- **Stored rows**:
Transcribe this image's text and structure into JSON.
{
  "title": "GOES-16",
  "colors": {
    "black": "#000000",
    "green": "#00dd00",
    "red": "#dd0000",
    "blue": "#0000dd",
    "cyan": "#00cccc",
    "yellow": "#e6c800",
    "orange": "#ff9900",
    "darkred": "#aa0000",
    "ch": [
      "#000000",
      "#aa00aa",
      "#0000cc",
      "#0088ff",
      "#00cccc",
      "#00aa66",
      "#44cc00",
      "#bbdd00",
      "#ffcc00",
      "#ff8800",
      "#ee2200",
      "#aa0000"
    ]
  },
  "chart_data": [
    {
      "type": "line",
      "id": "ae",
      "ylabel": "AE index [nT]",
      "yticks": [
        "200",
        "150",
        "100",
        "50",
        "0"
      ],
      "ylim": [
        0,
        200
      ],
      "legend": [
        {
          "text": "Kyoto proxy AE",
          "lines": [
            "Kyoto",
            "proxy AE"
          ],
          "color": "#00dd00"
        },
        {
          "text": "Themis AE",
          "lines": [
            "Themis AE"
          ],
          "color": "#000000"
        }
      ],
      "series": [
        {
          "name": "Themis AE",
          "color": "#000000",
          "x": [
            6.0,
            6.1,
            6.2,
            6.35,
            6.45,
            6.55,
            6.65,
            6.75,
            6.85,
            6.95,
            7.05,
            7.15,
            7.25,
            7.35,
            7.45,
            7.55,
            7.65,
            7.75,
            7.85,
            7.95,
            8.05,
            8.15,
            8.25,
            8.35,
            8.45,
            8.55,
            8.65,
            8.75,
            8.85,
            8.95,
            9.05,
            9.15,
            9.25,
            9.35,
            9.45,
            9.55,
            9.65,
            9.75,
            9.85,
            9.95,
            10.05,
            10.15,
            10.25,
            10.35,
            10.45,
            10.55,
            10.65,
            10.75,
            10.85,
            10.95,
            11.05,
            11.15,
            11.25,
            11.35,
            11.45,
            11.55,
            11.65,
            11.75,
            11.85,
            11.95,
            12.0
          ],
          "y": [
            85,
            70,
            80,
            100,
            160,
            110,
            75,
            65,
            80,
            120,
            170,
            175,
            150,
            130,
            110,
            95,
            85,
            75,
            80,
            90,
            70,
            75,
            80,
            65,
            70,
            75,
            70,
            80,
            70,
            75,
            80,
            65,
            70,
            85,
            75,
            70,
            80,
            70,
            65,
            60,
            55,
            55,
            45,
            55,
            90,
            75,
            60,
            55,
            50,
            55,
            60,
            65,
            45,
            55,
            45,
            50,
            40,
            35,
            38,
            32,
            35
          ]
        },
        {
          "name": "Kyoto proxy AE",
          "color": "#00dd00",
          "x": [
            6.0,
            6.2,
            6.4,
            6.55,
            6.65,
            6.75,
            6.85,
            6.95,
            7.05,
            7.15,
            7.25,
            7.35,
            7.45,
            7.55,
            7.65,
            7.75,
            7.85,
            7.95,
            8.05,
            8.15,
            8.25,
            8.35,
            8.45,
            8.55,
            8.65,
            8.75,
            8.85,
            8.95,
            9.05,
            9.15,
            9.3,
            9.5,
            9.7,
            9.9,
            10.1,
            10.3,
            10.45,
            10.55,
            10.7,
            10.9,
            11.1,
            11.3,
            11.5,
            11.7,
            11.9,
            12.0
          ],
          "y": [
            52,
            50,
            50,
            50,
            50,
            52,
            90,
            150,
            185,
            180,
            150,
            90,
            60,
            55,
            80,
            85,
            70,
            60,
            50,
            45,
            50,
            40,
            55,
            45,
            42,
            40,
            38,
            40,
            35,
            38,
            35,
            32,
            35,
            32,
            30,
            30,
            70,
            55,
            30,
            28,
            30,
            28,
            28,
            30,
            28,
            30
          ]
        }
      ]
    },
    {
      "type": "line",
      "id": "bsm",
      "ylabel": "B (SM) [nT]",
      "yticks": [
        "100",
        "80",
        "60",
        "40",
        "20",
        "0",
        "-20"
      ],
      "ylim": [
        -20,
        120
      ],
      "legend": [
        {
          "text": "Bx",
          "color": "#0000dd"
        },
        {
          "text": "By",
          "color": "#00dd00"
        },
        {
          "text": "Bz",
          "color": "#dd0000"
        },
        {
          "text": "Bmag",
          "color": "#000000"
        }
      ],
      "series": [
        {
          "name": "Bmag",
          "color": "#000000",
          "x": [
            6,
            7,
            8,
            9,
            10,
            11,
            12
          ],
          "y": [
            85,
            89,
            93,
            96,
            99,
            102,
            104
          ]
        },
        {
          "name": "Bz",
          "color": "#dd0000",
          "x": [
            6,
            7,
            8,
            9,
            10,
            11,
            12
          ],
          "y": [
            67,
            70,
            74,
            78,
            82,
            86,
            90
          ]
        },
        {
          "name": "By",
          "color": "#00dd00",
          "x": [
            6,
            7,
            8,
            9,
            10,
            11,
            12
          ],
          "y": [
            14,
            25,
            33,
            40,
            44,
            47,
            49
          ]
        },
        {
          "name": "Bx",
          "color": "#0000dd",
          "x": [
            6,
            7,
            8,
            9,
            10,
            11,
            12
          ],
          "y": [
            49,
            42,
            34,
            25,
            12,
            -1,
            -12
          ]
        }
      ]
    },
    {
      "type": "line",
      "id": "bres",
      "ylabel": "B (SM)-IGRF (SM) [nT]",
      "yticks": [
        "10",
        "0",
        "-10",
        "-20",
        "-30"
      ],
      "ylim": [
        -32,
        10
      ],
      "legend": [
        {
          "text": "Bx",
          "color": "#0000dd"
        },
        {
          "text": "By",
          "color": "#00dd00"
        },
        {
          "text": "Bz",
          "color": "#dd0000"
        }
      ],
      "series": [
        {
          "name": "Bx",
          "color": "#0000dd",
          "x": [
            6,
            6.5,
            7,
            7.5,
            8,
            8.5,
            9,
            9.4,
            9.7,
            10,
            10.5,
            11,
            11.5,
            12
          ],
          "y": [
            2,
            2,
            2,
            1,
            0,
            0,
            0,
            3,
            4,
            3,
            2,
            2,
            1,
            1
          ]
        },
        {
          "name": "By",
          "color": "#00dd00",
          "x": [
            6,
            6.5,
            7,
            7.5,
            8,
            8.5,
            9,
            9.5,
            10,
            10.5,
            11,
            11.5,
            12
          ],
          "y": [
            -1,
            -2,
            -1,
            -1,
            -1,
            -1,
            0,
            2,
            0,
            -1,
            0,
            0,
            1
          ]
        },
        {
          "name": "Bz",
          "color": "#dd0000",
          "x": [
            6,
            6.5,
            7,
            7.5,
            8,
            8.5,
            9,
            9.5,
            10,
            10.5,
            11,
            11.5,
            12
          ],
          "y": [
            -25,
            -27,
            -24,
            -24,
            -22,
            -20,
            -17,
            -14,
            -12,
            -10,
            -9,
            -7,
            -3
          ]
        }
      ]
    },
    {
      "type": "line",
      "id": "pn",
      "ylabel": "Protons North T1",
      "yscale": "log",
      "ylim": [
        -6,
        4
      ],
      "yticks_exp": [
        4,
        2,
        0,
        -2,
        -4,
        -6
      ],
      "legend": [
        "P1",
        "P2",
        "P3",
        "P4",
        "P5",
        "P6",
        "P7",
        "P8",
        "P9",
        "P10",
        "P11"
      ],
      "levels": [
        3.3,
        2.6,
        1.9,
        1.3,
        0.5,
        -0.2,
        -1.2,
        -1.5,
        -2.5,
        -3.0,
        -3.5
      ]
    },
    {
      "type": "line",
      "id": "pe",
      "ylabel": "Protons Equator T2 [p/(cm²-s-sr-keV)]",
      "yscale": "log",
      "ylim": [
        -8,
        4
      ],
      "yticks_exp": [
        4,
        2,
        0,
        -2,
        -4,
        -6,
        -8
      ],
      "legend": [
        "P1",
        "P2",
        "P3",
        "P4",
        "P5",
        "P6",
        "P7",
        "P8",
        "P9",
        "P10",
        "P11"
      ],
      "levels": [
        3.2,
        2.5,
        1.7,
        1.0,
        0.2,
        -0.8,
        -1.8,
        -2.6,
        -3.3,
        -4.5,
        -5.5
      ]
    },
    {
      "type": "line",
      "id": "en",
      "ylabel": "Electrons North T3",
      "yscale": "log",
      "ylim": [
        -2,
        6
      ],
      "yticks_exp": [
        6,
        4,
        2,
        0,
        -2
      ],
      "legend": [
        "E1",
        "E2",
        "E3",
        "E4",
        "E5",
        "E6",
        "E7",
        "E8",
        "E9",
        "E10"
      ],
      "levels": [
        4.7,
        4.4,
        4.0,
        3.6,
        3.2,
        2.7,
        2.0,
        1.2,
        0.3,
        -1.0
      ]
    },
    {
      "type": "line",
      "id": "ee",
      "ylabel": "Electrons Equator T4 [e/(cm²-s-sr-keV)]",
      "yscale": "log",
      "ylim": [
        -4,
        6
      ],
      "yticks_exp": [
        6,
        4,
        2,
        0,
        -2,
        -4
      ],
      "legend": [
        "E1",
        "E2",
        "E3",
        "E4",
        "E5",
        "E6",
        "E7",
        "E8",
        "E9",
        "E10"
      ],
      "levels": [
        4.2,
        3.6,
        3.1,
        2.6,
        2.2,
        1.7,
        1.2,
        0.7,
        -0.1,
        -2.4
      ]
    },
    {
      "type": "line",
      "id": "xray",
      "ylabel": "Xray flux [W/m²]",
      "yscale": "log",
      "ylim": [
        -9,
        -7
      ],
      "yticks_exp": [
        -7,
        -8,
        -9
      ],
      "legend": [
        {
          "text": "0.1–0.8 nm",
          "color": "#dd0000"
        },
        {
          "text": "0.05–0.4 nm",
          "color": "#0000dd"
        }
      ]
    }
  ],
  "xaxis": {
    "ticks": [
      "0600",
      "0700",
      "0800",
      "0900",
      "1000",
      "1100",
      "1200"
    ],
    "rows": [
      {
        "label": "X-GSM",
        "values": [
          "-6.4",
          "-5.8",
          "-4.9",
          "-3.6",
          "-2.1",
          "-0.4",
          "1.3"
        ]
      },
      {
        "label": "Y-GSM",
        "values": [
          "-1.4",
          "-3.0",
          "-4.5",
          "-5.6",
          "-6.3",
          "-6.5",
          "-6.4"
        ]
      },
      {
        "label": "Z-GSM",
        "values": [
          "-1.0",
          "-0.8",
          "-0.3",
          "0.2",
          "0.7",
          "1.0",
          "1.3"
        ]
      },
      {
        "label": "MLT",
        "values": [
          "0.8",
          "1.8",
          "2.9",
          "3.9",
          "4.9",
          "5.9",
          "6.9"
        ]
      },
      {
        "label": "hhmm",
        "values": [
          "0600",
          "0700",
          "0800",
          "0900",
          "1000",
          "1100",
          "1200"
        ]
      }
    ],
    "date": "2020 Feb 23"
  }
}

- **What you will do**: From the listing, copy every line where the string "North" appears.

- **Finished task**:
      "ylabel": "Protons North T1",
      "ylabel": "Electrons North T3",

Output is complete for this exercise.